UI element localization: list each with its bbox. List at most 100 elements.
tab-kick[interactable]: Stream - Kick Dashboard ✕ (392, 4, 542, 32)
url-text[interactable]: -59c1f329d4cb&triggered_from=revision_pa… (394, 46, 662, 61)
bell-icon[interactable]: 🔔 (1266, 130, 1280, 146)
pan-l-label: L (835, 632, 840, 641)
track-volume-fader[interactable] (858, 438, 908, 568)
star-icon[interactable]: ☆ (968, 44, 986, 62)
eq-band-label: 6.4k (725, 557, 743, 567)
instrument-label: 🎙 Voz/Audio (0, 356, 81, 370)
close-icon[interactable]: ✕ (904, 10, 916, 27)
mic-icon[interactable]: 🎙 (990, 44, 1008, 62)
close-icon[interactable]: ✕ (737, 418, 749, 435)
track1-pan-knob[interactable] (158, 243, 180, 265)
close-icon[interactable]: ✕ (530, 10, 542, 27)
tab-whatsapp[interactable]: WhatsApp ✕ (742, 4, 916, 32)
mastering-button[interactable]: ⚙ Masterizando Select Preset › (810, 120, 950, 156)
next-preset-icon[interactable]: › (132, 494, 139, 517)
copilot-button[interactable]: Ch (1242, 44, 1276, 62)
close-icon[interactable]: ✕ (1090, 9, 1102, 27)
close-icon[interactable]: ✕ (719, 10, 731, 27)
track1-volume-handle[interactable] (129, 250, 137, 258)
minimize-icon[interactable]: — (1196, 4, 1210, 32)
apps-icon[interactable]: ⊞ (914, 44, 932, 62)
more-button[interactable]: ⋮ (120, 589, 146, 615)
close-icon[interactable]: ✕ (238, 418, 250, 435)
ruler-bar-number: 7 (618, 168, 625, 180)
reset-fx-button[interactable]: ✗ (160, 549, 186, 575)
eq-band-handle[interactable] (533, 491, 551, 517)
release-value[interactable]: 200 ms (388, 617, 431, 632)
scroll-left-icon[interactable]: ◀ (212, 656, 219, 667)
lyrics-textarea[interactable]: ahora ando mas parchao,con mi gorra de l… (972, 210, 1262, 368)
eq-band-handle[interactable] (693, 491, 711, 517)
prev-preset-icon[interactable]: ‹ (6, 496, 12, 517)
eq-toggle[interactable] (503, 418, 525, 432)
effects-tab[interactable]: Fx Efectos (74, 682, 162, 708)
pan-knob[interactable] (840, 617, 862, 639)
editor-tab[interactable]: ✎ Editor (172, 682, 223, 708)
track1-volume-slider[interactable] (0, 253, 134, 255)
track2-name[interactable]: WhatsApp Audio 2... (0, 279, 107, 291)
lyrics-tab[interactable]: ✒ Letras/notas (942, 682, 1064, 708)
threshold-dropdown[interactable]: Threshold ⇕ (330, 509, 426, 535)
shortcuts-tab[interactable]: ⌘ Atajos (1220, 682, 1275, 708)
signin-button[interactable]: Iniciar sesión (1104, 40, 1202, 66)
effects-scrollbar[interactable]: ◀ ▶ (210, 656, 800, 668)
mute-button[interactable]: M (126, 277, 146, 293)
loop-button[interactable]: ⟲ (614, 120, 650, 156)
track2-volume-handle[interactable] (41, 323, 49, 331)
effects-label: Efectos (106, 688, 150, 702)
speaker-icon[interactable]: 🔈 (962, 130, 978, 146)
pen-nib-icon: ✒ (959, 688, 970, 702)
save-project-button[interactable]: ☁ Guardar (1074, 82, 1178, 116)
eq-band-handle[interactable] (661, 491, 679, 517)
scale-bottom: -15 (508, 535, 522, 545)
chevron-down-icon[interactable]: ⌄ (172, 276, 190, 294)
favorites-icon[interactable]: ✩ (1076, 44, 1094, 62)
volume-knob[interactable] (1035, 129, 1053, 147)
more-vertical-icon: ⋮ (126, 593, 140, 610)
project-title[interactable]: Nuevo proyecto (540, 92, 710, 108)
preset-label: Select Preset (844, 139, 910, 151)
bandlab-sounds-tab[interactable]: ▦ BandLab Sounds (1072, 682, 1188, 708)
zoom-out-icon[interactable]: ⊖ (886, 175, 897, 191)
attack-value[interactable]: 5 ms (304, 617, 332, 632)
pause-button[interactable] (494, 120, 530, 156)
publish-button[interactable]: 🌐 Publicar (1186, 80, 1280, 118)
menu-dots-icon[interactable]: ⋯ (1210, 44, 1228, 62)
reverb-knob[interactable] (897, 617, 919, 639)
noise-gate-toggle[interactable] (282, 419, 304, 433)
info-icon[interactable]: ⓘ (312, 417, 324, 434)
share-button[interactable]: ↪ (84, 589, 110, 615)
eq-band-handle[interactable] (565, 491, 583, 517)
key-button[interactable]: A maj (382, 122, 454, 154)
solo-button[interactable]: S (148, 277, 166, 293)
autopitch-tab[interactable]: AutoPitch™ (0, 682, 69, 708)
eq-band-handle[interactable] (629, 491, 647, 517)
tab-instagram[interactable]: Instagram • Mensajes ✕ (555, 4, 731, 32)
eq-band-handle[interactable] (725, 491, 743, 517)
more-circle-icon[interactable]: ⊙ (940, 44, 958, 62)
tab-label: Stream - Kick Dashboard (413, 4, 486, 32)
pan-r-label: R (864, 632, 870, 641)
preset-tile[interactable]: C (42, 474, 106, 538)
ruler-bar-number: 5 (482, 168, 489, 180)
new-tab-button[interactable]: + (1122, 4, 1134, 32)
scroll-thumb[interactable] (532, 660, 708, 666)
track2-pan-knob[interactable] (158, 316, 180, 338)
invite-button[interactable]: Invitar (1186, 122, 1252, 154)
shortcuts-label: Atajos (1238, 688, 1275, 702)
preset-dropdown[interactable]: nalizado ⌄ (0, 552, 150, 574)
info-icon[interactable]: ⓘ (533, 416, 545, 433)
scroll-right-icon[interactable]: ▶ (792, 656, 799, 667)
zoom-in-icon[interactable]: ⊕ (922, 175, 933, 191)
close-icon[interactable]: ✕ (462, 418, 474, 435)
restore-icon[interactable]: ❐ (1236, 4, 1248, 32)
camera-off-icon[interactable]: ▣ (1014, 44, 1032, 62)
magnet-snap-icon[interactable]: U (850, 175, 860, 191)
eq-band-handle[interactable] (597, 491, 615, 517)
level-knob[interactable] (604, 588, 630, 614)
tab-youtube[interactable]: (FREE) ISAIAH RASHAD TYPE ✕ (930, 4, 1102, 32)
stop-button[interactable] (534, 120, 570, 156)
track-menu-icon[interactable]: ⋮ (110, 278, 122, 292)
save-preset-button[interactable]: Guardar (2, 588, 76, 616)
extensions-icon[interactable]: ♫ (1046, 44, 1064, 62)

------------

### STATED GOAL
In the stretch of the listing from the start through the line containing "close-icon[interactable]: ✕ (530, 10, 542, 27)", rename "eq-band-label" to "eq-frequency-label" and give those lines again with everything else left unchanged.

### THE REPLY
UI element localization: list each with its bbox. List at most 100 elements.
tab-kick[interactable]: Stream - Kick Dashboard ✕ (392, 4, 542, 32)
url-text[interactable]: -59c1f329d4cb&triggered_from=revision_pa… (394, 46, 662, 61)
bell-icon[interactable]: 🔔 (1266, 130, 1280, 146)
pan-l-label: L (835, 632, 840, 641)
track-volume-fader[interactable] (858, 438, 908, 568)
star-icon[interactable]: ☆ (968, 44, 986, 62)
eq-frequency-label: 6.4k (725, 557, 743, 567)
instrument-label: 🎙 Voz/Audio (0, 356, 81, 370)
close-icon[interactable]: ✕ (904, 10, 916, 27)
mic-icon[interactable]: 🎙 (990, 44, 1008, 62)
close-icon[interactable]: ✕ (737, 418, 749, 435)
track1-pan-knob[interactable] (158, 243, 180, 265)
close-icon[interactable]: ✕ (530, 10, 542, 27)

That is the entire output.